— START OF Supplied passage —
The Asia Council is a pan-Asian organization constituted in 2016 to serve as a continent wide forum to address Asia's key challenges and foster cooperation among countries of Asia.
The council has its headquarters in Tokyo and regional directorates in Doha, Chengdu and Bangkok.

Organization
The Asia Council operates through the council headquarters in Tokyo, three regional directorates and country offices.

Administrative Divisions
The Asia Council is organized into three administrative divisions. The East Asia division has its regional directorate in Tokyo, the South Asia & South East Asia division has its regional directorate in Bangkok and the West Asia & Central Asia division has its regional directorate in Doha.

Countries
The Asia Council covers 48 countries and 6 dependent territories.

Fellowships
The Asia Council fellowship provides financial grant to students from Asian countries to study for a graduate degree in world's top universities.

Global Leaders Fellowship
The Asia Council Global Leaders Fellowship is an international graduate fellowship scheme which supports students with exceptional leadership qualities from 48 countries and 6 dependent territories of Asia to undertake graduate studies at some of world's top universities in United States and United Kingdom.
— END OF Supplied passage —
▶ **Goal A**
In the Asia Council text, in what year was the council constituted?
▶ **Goal B**
What are all the section headings in the Asia Council text?
▶ **Goal C**
Can you resume the Asia Council text after its final sentence?
— START OF Given data —
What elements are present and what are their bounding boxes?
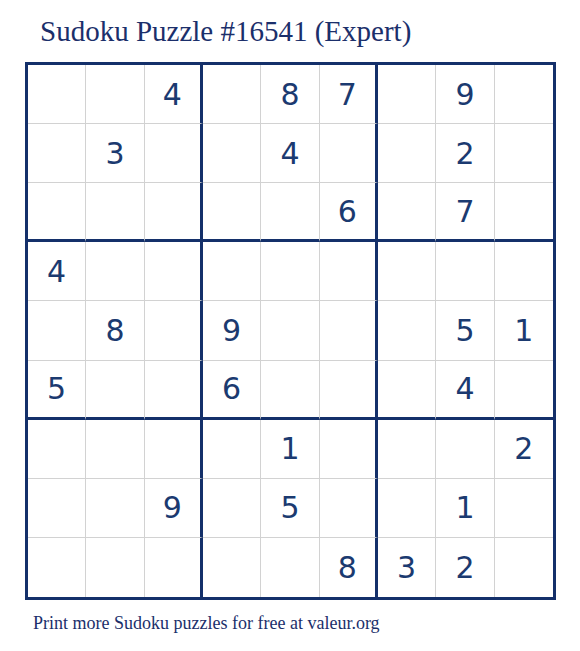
— END OF Given data —
▶ **Written reply A**
2016

▶ **Written reply B**
Organization; Administrative Divisions; Countries; Fellowships; Global Leaders Fellowship

▶ **Written reply C**
Asia Fellowship
The Asia Fellowship is an international graduate fellowship scheme which supports students with exceptional leadership qualities from 48 countries and 6 dependent territories of Asia to undertake graduate studies at Asia’s top universities.

Einstein Fellowship
The Asia Council Einstein Fellowship is an international fellowship scheme which supports students with exceptional leadership qualities from 48 countries and 6 dependent territories of Asia to undertake study for a degree at Tokyo Institute of Technology, Nanyang Technological University, KAIST, Hong Kong University of Science and Technology, and Tsinghua University.

Reports and Publications
The council's research and publishing division produces several reports on Asia including the Asia Security Report and Asia Statistical Report.

Asian Review
The Asian Review is a journal published by the Asia Council. It covers political, economic and strategic review of the continent.

Events

Asia Roundtable
The Asia Roundtable is an international conference held by the Asia Council outside Asia. The meeting discusses in detail a single issue that is geopolitically significant for the Asian region. The conference is attended by regional leaders and policy experts.

Asia Security Dialogue
The Asia Security Dialogue is a bi-annual meeting held by the Asia Council on most pressing security issues relating Asia.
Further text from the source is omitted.